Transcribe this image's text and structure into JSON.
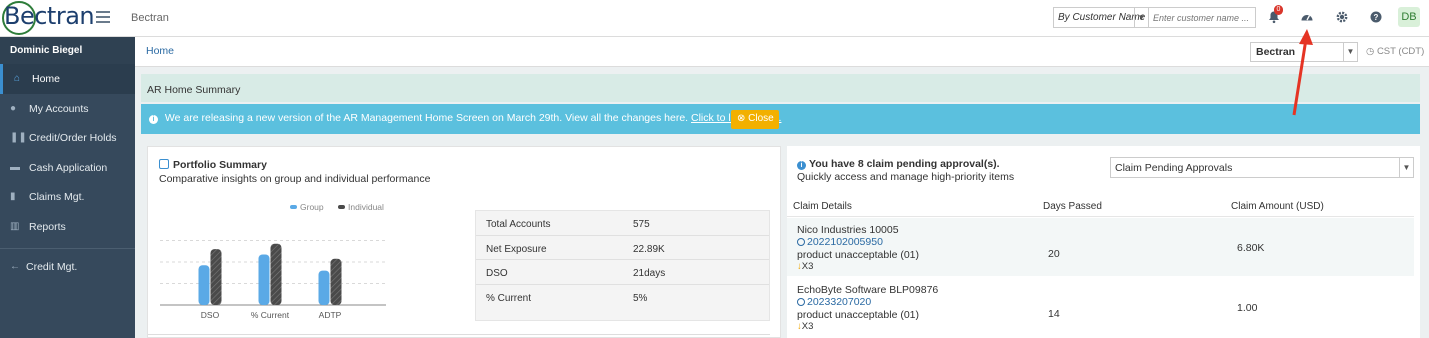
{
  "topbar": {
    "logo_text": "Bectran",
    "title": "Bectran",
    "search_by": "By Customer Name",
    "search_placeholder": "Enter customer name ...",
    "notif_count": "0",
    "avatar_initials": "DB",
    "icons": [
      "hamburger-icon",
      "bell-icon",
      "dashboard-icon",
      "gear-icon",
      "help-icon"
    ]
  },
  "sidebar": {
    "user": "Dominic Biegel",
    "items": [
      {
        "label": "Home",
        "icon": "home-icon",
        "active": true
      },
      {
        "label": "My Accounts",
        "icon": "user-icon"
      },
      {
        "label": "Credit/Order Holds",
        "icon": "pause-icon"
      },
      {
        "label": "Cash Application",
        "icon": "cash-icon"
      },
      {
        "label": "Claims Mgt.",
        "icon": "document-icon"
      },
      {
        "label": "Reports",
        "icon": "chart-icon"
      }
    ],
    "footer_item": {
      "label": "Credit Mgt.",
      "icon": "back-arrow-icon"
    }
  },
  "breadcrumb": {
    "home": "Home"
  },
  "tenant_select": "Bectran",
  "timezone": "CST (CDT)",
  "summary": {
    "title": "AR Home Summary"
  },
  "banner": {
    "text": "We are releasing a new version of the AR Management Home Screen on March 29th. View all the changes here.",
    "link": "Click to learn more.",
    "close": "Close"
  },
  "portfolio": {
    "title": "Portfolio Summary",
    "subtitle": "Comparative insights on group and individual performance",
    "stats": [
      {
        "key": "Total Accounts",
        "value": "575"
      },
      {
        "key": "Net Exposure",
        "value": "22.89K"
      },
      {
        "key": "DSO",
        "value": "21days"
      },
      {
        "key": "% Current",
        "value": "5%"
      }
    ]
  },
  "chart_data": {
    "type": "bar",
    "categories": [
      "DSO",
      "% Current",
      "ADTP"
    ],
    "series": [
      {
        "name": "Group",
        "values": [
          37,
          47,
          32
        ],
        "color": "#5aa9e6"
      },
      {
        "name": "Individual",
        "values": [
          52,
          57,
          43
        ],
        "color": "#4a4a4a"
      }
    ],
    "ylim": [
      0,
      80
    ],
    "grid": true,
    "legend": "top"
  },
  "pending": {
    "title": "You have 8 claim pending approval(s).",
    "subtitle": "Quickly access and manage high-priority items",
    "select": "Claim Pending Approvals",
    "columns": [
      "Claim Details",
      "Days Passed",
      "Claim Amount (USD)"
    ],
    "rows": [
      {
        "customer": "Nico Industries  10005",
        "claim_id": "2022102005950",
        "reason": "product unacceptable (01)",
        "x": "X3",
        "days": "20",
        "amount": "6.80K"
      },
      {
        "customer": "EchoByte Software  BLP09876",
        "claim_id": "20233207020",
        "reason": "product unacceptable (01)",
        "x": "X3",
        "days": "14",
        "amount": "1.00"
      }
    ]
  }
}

• • • • •

| DIRECTION |
Note every line above where the string "label" shows up, and copy those lines.

| SOLUTION TO THIS EXERCISE |
        "label": "Home",
        "label": "My Accounts",
        "label": "Credit/Order Holds",
        "label": "Cash Application",
        "label": "Claims Mgt.",
        "label": "Reports",
      "label": "Credit Mgt.",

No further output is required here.